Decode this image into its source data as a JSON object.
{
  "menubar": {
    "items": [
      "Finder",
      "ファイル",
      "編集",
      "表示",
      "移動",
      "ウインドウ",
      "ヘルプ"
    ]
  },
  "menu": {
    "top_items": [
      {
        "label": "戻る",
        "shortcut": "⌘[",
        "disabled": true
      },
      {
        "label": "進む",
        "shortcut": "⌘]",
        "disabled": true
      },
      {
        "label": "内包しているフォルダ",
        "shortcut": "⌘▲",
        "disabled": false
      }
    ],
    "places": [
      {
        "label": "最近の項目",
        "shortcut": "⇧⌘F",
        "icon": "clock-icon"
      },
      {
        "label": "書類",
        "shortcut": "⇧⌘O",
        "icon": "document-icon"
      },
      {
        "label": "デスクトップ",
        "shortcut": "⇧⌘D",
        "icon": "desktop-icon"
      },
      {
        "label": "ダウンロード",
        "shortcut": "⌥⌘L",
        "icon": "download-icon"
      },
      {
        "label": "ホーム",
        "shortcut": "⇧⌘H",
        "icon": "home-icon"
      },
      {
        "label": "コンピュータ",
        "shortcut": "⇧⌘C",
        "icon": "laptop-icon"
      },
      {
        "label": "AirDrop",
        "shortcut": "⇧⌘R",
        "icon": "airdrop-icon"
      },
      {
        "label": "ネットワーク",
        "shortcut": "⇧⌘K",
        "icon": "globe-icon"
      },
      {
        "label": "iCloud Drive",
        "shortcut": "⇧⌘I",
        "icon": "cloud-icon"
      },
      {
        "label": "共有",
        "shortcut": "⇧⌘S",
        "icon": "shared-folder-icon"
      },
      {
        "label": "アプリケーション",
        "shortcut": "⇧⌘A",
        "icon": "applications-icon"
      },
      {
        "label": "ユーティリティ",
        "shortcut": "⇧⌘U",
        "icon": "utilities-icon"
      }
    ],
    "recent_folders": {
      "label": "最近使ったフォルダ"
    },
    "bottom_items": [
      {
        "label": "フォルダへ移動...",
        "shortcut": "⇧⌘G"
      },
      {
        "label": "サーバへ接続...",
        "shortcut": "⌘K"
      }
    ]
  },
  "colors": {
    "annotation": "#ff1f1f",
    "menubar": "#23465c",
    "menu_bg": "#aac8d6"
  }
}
---------------
Select and copy every line of the listing with the word "icon".

_Task answer_
        "icon": "clock-icon"
        "icon": "document-icon"
        "icon": "desktop-icon"
        "icon": "download-icon"
        "icon": "home-icon"
        "icon": "laptop-icon"
        "icon": "airdrop-icon"
        "icon": "globe-icon"
        "icon": "cloud-icon"
        "icon": "shared-folder-icon"
        "icon": "applications-icon"
        "icon": "utilities-icon"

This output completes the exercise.